-- RECORDS FOR PROCESSING start --

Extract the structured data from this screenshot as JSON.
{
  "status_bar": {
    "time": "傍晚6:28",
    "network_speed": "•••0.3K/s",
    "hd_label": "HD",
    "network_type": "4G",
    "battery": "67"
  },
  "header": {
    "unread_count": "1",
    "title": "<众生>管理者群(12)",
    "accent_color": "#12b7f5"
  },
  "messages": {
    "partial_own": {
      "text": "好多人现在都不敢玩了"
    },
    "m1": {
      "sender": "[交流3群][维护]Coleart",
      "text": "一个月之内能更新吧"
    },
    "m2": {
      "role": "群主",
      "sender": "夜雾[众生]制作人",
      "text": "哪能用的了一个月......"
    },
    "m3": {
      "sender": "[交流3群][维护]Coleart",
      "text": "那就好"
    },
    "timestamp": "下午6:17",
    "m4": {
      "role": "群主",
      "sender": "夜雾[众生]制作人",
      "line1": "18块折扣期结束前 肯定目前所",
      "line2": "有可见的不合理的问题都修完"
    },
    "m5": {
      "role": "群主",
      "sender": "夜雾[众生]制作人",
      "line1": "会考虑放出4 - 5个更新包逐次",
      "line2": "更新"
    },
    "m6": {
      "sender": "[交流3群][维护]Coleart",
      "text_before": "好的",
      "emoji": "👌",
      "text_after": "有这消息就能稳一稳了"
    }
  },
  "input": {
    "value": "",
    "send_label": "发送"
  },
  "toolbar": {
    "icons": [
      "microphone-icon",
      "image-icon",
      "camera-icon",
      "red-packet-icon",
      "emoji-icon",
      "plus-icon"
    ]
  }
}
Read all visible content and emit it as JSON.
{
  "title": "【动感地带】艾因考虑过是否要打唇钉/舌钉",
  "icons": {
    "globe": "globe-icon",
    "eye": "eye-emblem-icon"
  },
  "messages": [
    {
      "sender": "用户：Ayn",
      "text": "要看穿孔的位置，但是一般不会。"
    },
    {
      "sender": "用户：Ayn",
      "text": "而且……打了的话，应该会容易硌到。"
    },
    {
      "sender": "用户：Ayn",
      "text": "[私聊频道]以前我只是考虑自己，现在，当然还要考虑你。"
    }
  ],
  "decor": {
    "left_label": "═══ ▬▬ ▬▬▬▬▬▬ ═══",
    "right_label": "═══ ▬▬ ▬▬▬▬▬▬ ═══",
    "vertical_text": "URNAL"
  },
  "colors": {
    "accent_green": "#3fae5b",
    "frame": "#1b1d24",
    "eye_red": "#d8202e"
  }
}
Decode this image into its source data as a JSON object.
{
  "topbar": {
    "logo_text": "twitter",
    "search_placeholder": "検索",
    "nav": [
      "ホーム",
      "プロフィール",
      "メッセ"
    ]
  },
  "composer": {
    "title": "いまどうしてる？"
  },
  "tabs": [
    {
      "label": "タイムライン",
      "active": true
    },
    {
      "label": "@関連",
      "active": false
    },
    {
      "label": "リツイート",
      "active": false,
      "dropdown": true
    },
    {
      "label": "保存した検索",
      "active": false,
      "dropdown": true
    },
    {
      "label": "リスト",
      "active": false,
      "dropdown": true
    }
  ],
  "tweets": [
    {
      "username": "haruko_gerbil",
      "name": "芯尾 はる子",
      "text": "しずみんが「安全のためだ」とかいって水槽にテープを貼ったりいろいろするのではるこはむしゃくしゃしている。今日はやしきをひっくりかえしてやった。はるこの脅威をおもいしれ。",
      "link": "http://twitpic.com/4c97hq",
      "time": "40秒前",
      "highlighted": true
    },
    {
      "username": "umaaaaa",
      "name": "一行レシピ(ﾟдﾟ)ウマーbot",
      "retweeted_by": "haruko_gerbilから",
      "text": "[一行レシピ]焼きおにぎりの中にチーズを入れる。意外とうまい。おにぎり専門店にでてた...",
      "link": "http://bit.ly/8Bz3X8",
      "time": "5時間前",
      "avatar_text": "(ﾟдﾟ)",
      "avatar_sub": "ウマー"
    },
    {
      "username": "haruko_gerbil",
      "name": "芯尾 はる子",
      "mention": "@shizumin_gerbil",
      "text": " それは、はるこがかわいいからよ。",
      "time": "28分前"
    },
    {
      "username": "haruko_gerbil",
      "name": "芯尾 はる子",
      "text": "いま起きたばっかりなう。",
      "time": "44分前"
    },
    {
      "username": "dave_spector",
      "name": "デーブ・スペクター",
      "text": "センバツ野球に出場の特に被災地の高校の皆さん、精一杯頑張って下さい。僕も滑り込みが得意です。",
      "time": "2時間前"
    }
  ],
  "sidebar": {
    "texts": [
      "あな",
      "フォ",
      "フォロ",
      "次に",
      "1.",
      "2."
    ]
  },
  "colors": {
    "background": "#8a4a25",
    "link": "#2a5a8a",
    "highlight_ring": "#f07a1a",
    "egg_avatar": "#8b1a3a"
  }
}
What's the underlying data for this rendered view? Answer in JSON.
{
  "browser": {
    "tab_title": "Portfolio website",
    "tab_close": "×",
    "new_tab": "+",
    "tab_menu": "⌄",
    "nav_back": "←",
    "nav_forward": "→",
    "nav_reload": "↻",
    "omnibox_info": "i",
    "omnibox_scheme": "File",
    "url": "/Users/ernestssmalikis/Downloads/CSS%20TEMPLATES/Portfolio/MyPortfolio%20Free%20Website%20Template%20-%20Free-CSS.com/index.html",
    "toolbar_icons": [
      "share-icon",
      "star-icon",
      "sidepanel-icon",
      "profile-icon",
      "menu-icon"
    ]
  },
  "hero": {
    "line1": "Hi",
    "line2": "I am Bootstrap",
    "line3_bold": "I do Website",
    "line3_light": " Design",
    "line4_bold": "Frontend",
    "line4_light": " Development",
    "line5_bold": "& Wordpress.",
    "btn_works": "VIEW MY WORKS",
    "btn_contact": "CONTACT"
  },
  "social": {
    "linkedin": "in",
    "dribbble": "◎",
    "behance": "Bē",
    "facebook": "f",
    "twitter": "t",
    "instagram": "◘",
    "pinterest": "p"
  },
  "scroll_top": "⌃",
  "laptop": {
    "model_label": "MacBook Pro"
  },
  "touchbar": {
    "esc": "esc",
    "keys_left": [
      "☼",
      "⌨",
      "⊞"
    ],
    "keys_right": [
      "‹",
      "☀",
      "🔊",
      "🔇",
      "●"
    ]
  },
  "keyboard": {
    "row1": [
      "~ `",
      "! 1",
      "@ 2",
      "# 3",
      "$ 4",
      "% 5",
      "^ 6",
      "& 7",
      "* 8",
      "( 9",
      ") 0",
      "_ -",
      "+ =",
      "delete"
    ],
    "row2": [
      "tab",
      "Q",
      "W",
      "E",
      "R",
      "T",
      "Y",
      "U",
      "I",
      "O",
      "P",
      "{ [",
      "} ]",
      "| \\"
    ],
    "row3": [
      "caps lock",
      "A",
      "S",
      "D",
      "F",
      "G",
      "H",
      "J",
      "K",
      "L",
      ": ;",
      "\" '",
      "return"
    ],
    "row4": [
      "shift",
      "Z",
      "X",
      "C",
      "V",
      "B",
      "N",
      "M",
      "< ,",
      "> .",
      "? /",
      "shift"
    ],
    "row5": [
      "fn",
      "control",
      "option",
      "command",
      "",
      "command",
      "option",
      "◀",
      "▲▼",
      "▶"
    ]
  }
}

-- RECORDS FOR PROCESSING end --

INSTRUCTIONS TO FOLLOW =
In the listing above, locate each line with "http" and copy it.

RESULT OF THIS TASK =
      "link": "http://twitpic.com/4c97hq",
      "link": "http://bit.ly/8Bz3X8",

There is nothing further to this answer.